GOAL
Report the number of lines where the string "JSON" occurs, and write nothing else.
- - - - -
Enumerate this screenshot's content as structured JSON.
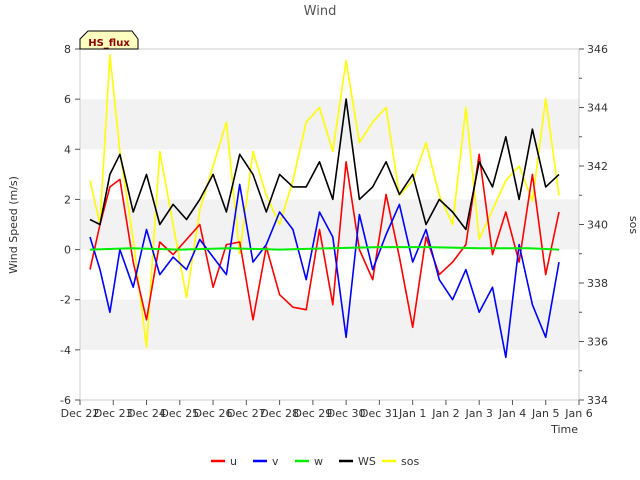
{
  "chart_data": {
    "type": "line",
    "title": "Wind",
    "badge": "HS_flux",
    "xlabel": "Time",
    "ylabel": "Wind Speed (m/s)",
    "y2label": "sos",
    "x_ticks": [
      "Dec 22",
      "Dec 23",
      "Dec 24",
      "Dec 25",
      "Dec 26",
      "Dec 27",
      "Dec 28",
      "Dec 29",
      "Dec 30",
      "Dec 31",
      "Jan 1",
      "Jan 2",
      "Jan 3",
      "Jan 4",
      "Jan 5",
      "Jan 6"
    ],
    "xlim": [
      0,
      15
    ],
    "ylim": [
      -6,
      8
    ],
    "y_ticks": [
      -6,
      -4,
      -2,
      0,
      2,
      4,
      6,
      8
    ],
    "y2lim": [
      334,
      346
    ],
    "y2_ticks": [
      334,
      336,
      338,
      340,
      342,
      344,
      346
    ],
    "grid": "horizontal bands",
    "legend_position": "bottom-center",
    "colors": {
      "u": "#ff0000",
      "v": "#0000ff",
      "w": "#00ee00",
      "WS": "#000000",
      "sos": "#ffff00",
      "band": "#f2f2f2"
    },
    "series": [
      {
        "name": "u",
        "axis": "left",
        "x": [
          0.3,
          0.6,
          0.9,
          1.2,
          1.6,
          2.0,
          2.4,
          2.8,
          3.2,
          3.6,
          4.0,
          4.4,
          4.8,
          5.2,
          5.6,
          6.0,
          6.4,
          6.8,
          7.2,
          7.6,
          8.0,
          8.4,
          8.8,
          9.2,
          9.6,
          10.0,
          10.4,
          10.8,
          11.2,
          11.6,
          12.0,
          12.4,
          12.8,
          13.2,
          13.6,
          14.0,
          14.4
        ],
        "values": [
          -0.8,
          1.0,
          2.5,
          2.8,
          -0.5,
          -2.8,
          0.3,
          -0.2,
          0.4,
          1.0,
          -1.5,
          0.2,
          0.3,
          -2.8,
          0.1,
          -1.8,
          -2.3,
          -2.4,
          0.8,
          -2.2,
          3.5,
          0.0,
          -1.2,
          2.2,
          -0.3,
          -3.1,
          0.5,
          -1.0,
          -0.5,
          0.2,
          3.8,
          -0.2,
          1.5,
          -0.5,
          3.0,
          -1.0,
          1.5
        ]
      },
      {
        "name": "v",
        "axis": "left",
        "x": [
          0.3,
          0.6,
          0.9,
          1.2,
          1.6,
          2.0,
          2.4,
          2.8,
          3.2,
          3.6,
          4.0,
          4.4,
          4.8,
          5.2,
          5.6,
          6.0,
          6.4,
          6.8,
          7.2,
          7.6,
          8.0,
          8.4,
          8.8,
          9.2,
          9.6,
          10.0,
          10.4,
          10.8,
          11.2,
          11.6,
          12.0,
          12.4,
          12.8,
          13.2,
          13.6,
          14.0,
          14.4
        ],
        "values": [
          0.5,
          -0.8,
          -2.5,
          0.0,
          -1.5,
          0.8,
          -1.0,
          -0.3,
          -0.8,
          0.4,
          -0.3,
          -1.0,
          2.6,
          -0.5,
          0.2,
          1.5,
          0.8,
          -1.2,
          1.5,
          0.5,
          -3.5,
          1.4,
          -0.8,
          0.6,
          1.8,
          -0.5,
          0.8,
          -1.2,
          -2.0,
          -0.8,
          -2.5,
          -1.5,
          -4.3,
          0.2,
          -2.2,
          -3.5,
          -0.5
        ]
      },
      {
        "name": "w",
        "axis": "left",
        "x": [
          0.3,
          1.5,
          3.0,
          4.5,
          6.0,
          7.5,
          9.0,
          10.5,
          12.0,
          13.5,
          14.4
        ],
        "values": [
          0.0,
          0.05,
          0.0,
          0.05,
          0.0,
          0.05,
          0.1,
          0.1,
          0.05,
          0.05,
          0.0
        ]
      },
      {
        "name": "WS",
        "axis": "left",
        "x": [
          0.3,
          0.6,
          0.9,
          1.2,
          1.6,
          2.0,
          2.4,
          2.8,
          3.2,
          3.6,
          4.0,
          4.4,
          4.8,
          5.2,
          5.6,
          6.0,
          6.4,
          6.8,
          7.2,
          7.6,
          8.0,
          8.4,
          8.8,
          9.2,
          9.6,
          10.0,
          10.4,
          10.8,
          11.2,
          11.6,
          12.0,
          12.4,
          12.8,
          13.2,
          13.6,
          14.0,
          14.4
        ],
        "values": [
          1.2,
          1.0,
          3.0,
          3.8,
          1.5,
          3.0,
          1.0,
          1.8,
          1.2,
          2.0,
          3.0,
          1.5,
          3.8,
          3.0,
          1.5,
          3.0,
          2.5,
          2.5,
          3.5,
          2.0,
          6.0,
          2.0,
          2.5,
          3.5,
          2.2,
          3.0,
          1.0,
          2.0,
          1.5,
          0.8,
          3.5,
          2.5,
          4.5,
          2.0,
          4.8,
          2.5,
          3.0
        ]
      },
      {
        "name": "sos",
        "axis": "right",
        "x": [
          0.3,
          0.6,
          0.9,
          1.2,
          1.6,
          2.0,
          2.4,
          2.8,
          3.2,
          3.6,
          4.0,
          4.4,
          4.8,
          5.2,
          5.6,
          6.0,
          6.4,
          6.8,
          7.2,
          7.6,
          8.0,
          8.4,
          8.8,
          9.2,
          9.6,
          10.0,
          10.4,
          10.8,
          11.2,
          11.6,
          12.0,
          12.4,
          12.8,
          13.2,
          13.6,
          14.0,
          14.4
        ],
        "values": [
          341.5,
          340.0,
          345.8,
          342.5,
          339.5,
          335.8,
          342.5,
          340.0,
          337.5,
          340.5,
          342.0,
          343.5,
          339.0,
          342.5,
          341.0,
          340.0,
          341.5,
          343.5,
          344.0,
          342.5,
          345.6,
          342.8,
          343.5,
          344.0,
          341.0,
          341.5,
          342.8,
          341.0,
          340.0,
          344.0,
          339.5,
          340.5,
          341.5,
          342.0,
          340.8,
          344.3,
          341.0
        ]
      }
    ]
  }
}
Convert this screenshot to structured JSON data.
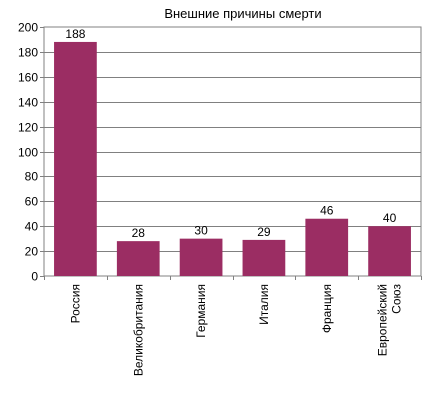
{
  "chart_data": {
    "type": "bar",
    "title": "Внешние причины смерти",
    "categories": [
      "Россия",
      "Великобритания",
      "Германия",
      "Италия",
      "Франция",
      "Европейский Союз"
    ],
    "category_lines": [
      [
        "Россия"
      ],
      [
        "Великобритания"
      ],
      [
        "Германия"
      ],
      [
        "Италия"
      ],
      [
        "Франция"
      ],
      [
        "Европейский",
        "Союз"
      ]
    ],
    "values": [
      188,
      28,
      30,
      29,
      46,
      40
    ],
    "data_labels": [
      "188",
      "28",
      "30",
      "29",
      "46",
      "40"
    ],
    "xlabel": "",
    "ylabel": "",
    "ylim": [
      0,
      200
    ],
    "yticks": [
      "0",
      "20",
      "40",
      "60",
      "80",
      "100",
      "120",
      "140",
      "160",
      "180",
      "200"
    ],
    "grid": true,
    "legend": "none",
    "colors": {
      "bar": "#9b2d63",
      "grid": "#808080",
      "axis": "#808080"
    }
  }
}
- - - - -
CORRECT RESPONSE
2